>> Start
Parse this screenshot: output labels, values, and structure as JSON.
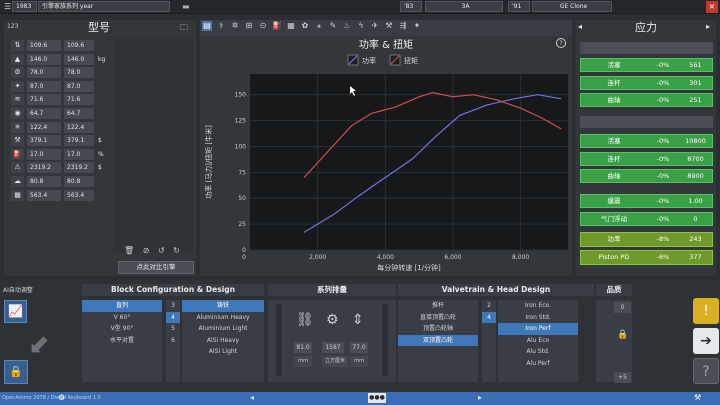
{
  "topbar": {
    "year": "1983",
    "family": "引擎家族系列 year",
    "code1": "'83",
    "variant1": "3A",
    "code2": "'91",
    "variant2": "GE Clone"
  },
  "left": {
    "title": "型号",
    "count": "123",
    "compare_button": "点此对比引擎",
    "rows": [
      {
        "icon": "⇅",
        "v1": "109.6",
        "v2": "109.6",
        "unit": ""
      },
      {
        "icon": "▲",
        "v1": "146.0",
        "v2": "146.0",
        "unit": "kg"
      },
      {
        "icon": "⚙",
        "v1": "78.0",
        "v2": "78.0",
        "unit": ""
      },
      {
        "icon": "✦",
        "v1": "87.0",
        "v2": "87.0",
        "unit": ""
      },
      {
        "icon": "≋",
        "v1": "71.6",
        "v2": "71.6",
        "unit": ""
      },
      {
        "icon": "◉",
        "v1": "64.7",
        "v2": "64.7",
        "unit": ""
      },
      {
        "icon": "✳",
        "v1": "122.4",
        "v2": "122.4",
        "unit": ""
      },
      {
        "icon": "⚒",
        "v1": "379.1",
        "v2": "379.1",
        "unit": "$"
      },
      {
        "icon": "⛽",
        "v1": "17.0",
        "v2": "17.0",
        "unit": "%"
      },
      {
        "icon": "⚠",
        "v1": "2319.2",
        "v2": "2319.2",
        "unit": "$"
      },
      {
        "icon": "☁",
        "v1": "80.8",
        "v2": "80.8",
        "unit": ""
      },
      {
        "icon": "▦",
        "v1": "563.4",
        "v2": "563.4",
        "unit": ""
      }
    ]
  },
  "right": {
    "title": "应力",
    "g1": [
      {
        "label": "活塞",
        "pct": "-0%",
        "val": "561"
      },
      {
        "label": "连杆",
        "pct": "-0%",
        "val": "301"
      },
      {
        "label": "曲轴",
        "pct": "-0%",
        "val": "251"
      }
    ],
    "g2": [
      {
        "label": "活塞",
        "pct": "-0%",
        "val": "10800"
      },
      {
        "label": "连杆",
        "pct": "-0%",
        "val": "8700"
      },
      {
        "label": "曲轴",
        "pct": "-0%",
        "val": "8900"
      }
    ],
    "g3": [
      {
        "label": "爆震",
        "pct": "-0%",
        "val": "1.00"
      },
      {
        "label": "气门浮动",
        "pct": "-0%",
        "val": "0"
      }
    ],
    "g4": [
      {
        "label": "功率",
        "pct": "-8%",
        "val": "243"
      },
      {
        "label": "Piston PD",
        "pct": "-6%",
        "val": "377"
      }
    ]
  },
  "chart_data": {
    "type": "line",
    "title": "功率 & 扭矩",
    "xlabel": "每分钟转速 [1/分钟]",
    "ylabel": "功率 [马力]/扭矩 [牛米]",
    "xlim": [
      0,
      9400
    ],
    "ylim": [
      0,
      170
    ],
    "xticks": [
      2000,
      4000,
      6000,
      8000
    ],
    "yticks": [
      0,
      25,
      50,
      75,
      100,
      125,
      150
    ],
    "legend": "top-center",
    "series": [
      {
        "name": "功率",
        "color": "#7a6fe0",
        "points": [
          [
            1600,
            17
          ],
          [
            2500,
            35
          ],
          [
            3200,
            52
          ],
          [
            4000,
            70
          ],
          [
            4800,
            88
          ],
          [
            5500,
            110
          ],
          [
            6200,
            130
          ],
          [
            7000,
            140
          ],
          [
            7800,
            146
          ],
          [
            8500,
            150
          ],
          [
            9200,
            146
          ]
        ]
      },
      {
        "name": "扭矩",
        "color": "#d24a55",
        "points": [
          [
            1600,
            70
          ],
          [
            2300,
            95
          ],
          [
            3000,
            120
          ],
          [
            3600,
            132
          ],
          [
            4300,
            138
          ],
          [
            5000,
            148
          ],
          [
            5400,
            152
          ],
          [
            6000,
            148
          ],
          [
            6600,
            150
          ],
          [
            7300,
            145
          ],
          [
            8000,
            137
          ],
          [
            8600,
            128
          ],
          [
            9200,
            117
          ]
        ]
      }
    ]
  },
  "bottom": {
    "auto": "AI自动调整",
    "block": {
      "title": "Block Configuration & Design",
      "layouts": [
        "直列",
        "V 60°",
        "V型 90°",
        "水平对置"
      ],
      "cyl_counts": [
        "3",
        "4",
        "5",
        "6"
      ],
      "materials": [
        "铸铁",
        "Aluminium Heavy",
        "Aluminium Light",
        "AlSi Heavy",
        "AlSi Light"
      ]
    },
    "disp": {
      "title": "系列排量",
      "vals": [
        "81.0",
        "1587",
        "77.0"
      ],
      "units": [
        "mm",
        "立方厘米",
        "mm"
      ]
    },
    "valve": {
      "title": "Valvetrain & Head Design",
      "types": [
        "推杆",
        "直接顶置凸轮",
        "顶置凸轮轴",
        "双顶置凸轮"
      ],
      "valves": [
        "2",
        "4"
      ],
      "head": [
        "Iron Eco.",
        "Iron Std.",
        "Iron Perf",
        "Alu Eco",
        "Alu Std.",
        "Alu Perf"
      ]
    },
    "quality": {
      "title": "品质",
      "top": "0",
      "bottom": "+5"
    },
    "footer": "OpenAmmo 2078 / Diesel Keyboard 1.0"
  }
}
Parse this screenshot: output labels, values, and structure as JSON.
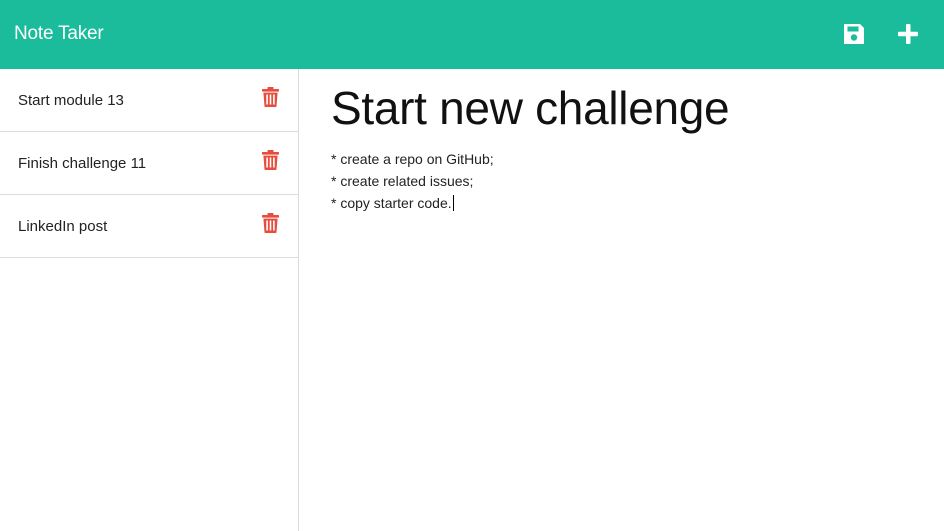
{
  "app": {
    "title": "Note Taker",
    "accent_color": "#1abc9c",
    "delete_color": "#e74c3c"
  },
  "toolbar": {
    "save_icon": "floppy-disk-icon",
    "new_icon": "plus-icon"
  },
  "notes": [
    {
      "title": "Start module 13"
    },
    {
      "title": "Finish challenge 11"
    },
    {
      "title": "LinkedIn post"
    }
  ],
  "editor": {
    "title": "Start new challenge",
    "lines": [
      "* create a repo on GitHub;",
      "* create related issues;",
      "* copy starter code."
    ]
  }
}
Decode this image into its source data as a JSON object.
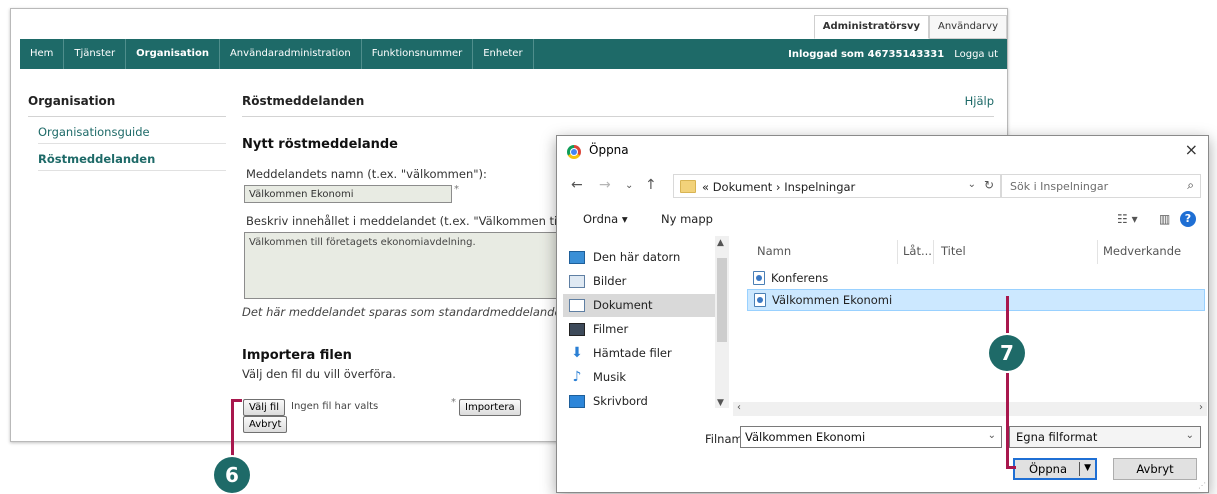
{
  "app": {
    "view_tabs": [
      "Administratörsvy",
      "Användarvy"
    ],
    "nav": {
      "items": [
        "Hem",
        "Tjänster",
        "Organisation",
        "Användaradministration",
        "Funktionsnummer",
        "Enheter"
      ],
      "active": "Organisation",
      "logged_in": "Inloggad som 46735143331",
      "logout": "Logga ut"
    },
    "sidebar": {
      "title": "Organisation",
      "items": [
        "Organisationsguide",
        "Röstmeddelanden"
      ]
    },
    "main": {
      "title": "Röstmeddelanden",
      "help": "Hjälp",
      "section_title": "Nytt röstmeddelande",
      "name_label": "Meddelandets namn (t.ex. \"välkommen\"):",
      "name_value": "Välkommen Ekonomi",
      "required_mark": "*",
      "desc_label": "Beskriv innehållet i meddelandet (t.ex. \"Välkommen til",
      "desc_value": "Välkommen till företagets ekonomiavdelning.",
      "note": "Det här meddelandet sparas som standardmeddelande.",
      "import_title": "Importera filen",
      "import_sub": "Välj den fil du vill överföra.",
      "choose_file": "Välj fil",
      "no_file": "Ingen fil har valts",
      "import_button": "Importera",
      "cancel_button": "Avbryt"
    }
  },
  "callouts": {
    "step6": "6",
    "step7": "7"
  },
  "dialog": {
    "title": "Öppna",
    "close": "×",
    "breadcrumb": [
      "«",
      "Dokument",
      "›",
      "Inspelningar"
    ],
    "search_placeholder": "Sök i Inspelningar",
    "toolbar": {
      "organize": "Ordna ▾",
      "new_folder": "Ny mapp"
    },
    "nav_items": [
      {
        "label": "Den här datorn",
        "icon": "computer-icon"
      },
      {
        "label": "Bilder",
        "icon": "pictures-icon"
      },
      {
        "label": "Dokument",
        "icon": "documents-icon",
        "selected": true
      },
      {
        "label": "Filmer",
        "icon": "videos-icon"
      },
      {
        "label": "Hämtade filer",
        "icon": "downloads-icon"
      },
      {
        "label": "Musik",
        "icon": "music-icon"
      },
      {
        "label": "Skrivbord",
        "icon": "desktop-icon"
      }
    ],
    "columns": [
      "Namn",
      "Låt...",
      "Titel",
      "Medverkande"
    ],
    "files": [
      {
        "name": "Konferens",
        "selected": false
      },
      {
        "name": "Välkommen Ekonomi",
        "selected": true
      }
    ],
    "filename_label": "Filnamn:",
    "filename_value": "Välkommen Ekonomi",
    "filetype_value": "Egna filformat",
    "open_button": "Öppna",
    "cancel_button": "Avbryt"
  },
  "colors": {
    "accent": "#1e6a68",
    "callout_line": "#a8174d",
    "dialog_focus": "#1f6fd4",
    "selection": "#cce8ff"
  }
}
>> End
- PROBLEM TO WORK ON
Read through the lines above and collect those that contain the string "Röstmeddelanden".

- COMPLETED EXERCISE
        "Röstmeddelanden"
      "title": "Röstmeddelanden",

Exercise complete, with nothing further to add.